(Data records)
########

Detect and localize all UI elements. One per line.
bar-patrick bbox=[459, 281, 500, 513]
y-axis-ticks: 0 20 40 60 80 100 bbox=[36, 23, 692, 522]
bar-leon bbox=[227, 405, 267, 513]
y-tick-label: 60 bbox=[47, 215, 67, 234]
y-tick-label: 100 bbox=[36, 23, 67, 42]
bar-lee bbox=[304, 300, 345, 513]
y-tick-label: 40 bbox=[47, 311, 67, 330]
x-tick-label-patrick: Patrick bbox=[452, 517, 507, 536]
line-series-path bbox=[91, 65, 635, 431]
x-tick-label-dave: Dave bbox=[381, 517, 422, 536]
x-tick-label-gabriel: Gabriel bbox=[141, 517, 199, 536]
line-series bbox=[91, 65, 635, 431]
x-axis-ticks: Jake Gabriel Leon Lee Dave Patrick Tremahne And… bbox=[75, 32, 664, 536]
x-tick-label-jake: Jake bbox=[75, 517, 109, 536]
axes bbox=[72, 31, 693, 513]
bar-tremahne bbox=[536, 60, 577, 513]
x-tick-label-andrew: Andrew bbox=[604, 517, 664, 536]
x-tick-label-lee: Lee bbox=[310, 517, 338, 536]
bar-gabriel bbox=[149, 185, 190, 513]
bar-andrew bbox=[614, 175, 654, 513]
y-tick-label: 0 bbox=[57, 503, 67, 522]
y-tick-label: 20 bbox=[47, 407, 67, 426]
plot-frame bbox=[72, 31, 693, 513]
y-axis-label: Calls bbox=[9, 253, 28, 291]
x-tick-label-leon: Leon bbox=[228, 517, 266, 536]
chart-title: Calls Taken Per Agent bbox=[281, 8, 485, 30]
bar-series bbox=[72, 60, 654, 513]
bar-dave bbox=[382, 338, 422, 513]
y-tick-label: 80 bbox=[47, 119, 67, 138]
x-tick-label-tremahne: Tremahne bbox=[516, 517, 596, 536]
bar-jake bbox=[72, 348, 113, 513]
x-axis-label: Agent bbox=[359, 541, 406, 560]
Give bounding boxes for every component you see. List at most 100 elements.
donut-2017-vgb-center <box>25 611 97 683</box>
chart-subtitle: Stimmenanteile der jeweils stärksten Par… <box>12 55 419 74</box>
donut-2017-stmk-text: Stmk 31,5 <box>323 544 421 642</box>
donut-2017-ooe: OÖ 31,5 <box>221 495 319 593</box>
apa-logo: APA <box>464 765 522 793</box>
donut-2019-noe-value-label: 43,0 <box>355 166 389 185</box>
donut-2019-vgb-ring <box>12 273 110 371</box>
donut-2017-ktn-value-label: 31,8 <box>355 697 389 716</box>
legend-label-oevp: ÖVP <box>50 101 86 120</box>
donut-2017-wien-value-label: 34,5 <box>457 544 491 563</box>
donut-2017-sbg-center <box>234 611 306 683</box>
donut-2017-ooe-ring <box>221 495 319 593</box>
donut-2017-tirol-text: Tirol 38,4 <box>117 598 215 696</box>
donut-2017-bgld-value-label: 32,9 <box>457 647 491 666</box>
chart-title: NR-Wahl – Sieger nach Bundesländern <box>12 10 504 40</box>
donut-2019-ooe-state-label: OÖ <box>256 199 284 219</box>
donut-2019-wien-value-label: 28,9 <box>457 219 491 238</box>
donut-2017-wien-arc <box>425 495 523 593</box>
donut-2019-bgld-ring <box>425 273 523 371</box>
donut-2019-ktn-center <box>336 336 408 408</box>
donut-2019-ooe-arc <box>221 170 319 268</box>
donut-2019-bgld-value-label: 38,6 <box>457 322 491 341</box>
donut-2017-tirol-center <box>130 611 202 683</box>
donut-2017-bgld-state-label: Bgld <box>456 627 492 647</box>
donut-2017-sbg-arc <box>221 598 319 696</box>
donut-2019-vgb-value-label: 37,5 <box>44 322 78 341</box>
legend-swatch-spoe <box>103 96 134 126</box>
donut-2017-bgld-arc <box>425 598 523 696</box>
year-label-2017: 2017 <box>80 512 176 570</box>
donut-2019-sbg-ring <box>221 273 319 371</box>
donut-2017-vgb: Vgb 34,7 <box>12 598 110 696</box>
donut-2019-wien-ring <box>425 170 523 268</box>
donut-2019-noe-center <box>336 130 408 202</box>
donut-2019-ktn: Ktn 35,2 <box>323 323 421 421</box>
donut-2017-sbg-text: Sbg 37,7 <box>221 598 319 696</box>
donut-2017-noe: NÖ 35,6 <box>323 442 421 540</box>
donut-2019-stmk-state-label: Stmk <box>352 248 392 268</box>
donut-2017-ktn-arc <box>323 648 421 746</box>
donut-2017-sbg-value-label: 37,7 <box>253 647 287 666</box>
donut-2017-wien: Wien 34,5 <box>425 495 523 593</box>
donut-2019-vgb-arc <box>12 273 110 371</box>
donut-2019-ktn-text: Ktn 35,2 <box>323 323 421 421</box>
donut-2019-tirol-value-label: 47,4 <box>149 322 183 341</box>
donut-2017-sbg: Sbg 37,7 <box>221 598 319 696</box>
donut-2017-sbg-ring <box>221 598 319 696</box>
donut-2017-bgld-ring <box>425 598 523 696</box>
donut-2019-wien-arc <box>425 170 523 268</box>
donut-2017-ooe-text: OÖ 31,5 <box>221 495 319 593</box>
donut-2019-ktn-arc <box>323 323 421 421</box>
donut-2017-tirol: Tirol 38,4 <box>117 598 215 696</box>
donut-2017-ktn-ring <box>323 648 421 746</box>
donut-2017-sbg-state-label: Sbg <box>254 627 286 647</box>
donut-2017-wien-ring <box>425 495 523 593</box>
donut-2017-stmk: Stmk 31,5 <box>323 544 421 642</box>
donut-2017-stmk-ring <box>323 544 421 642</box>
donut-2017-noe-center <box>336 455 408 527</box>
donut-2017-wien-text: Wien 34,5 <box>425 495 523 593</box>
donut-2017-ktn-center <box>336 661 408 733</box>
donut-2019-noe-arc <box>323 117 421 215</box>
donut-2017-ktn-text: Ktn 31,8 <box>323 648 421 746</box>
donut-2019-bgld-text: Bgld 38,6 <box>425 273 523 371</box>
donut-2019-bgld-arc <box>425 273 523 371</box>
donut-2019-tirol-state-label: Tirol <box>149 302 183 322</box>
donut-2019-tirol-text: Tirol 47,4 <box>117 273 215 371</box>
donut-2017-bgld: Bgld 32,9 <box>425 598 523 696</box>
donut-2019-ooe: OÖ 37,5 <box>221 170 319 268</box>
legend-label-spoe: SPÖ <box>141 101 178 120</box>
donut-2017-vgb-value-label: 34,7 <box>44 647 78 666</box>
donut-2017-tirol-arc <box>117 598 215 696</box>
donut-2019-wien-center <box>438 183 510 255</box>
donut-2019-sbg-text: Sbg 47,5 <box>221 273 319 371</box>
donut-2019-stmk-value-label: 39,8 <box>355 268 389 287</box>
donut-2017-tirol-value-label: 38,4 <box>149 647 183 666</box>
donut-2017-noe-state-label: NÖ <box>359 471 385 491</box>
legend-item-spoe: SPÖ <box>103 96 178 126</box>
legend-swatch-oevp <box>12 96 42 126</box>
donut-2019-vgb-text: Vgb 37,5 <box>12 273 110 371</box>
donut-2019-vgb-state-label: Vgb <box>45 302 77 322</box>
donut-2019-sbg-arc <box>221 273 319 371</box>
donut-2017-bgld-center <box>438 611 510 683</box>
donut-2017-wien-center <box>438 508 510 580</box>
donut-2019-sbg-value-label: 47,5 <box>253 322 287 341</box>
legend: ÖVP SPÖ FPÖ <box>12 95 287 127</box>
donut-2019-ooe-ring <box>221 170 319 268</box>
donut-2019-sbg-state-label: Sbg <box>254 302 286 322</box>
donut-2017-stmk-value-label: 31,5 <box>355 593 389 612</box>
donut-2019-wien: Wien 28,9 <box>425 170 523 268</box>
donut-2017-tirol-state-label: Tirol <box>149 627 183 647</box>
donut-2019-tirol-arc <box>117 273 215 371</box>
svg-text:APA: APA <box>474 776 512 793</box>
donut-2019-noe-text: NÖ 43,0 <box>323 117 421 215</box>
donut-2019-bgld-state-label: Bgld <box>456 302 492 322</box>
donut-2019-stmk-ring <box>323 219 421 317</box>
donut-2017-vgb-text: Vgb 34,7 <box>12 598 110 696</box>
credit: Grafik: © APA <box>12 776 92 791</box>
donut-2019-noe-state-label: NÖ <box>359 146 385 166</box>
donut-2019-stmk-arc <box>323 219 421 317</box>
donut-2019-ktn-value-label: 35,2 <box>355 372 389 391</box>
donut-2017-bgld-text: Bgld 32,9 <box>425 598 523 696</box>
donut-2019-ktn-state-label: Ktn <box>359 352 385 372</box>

########

[WHAT THE TASK ASKS]: Please set down, unchanged, the part of the records that opens with their first line and closes with the line containing "y-tick-label: 40 bbox=[47, 311, 67, 330]". Include both of those lines.

[ANSWER TO THIS EXERCISE]:
Detect and localize all UI elements. One per line.
bar-patrick bbox=[459, 281, 500, 513]
y-axis-ticks: 0 20 40 60 80 100 bbox=[36, 23, 692, 522]
bar-leon bbox=[227, 405, 267, 513]
y-tick-label: 60 bbox=[47, 215, 67, 234]
y-tick-label: 100 bbox=[36, 23, 67, 42]
bar-lee bbox=[304, 300, 345, 513]
y-tick-label: 40 bbox=[47, 311, 67, 330]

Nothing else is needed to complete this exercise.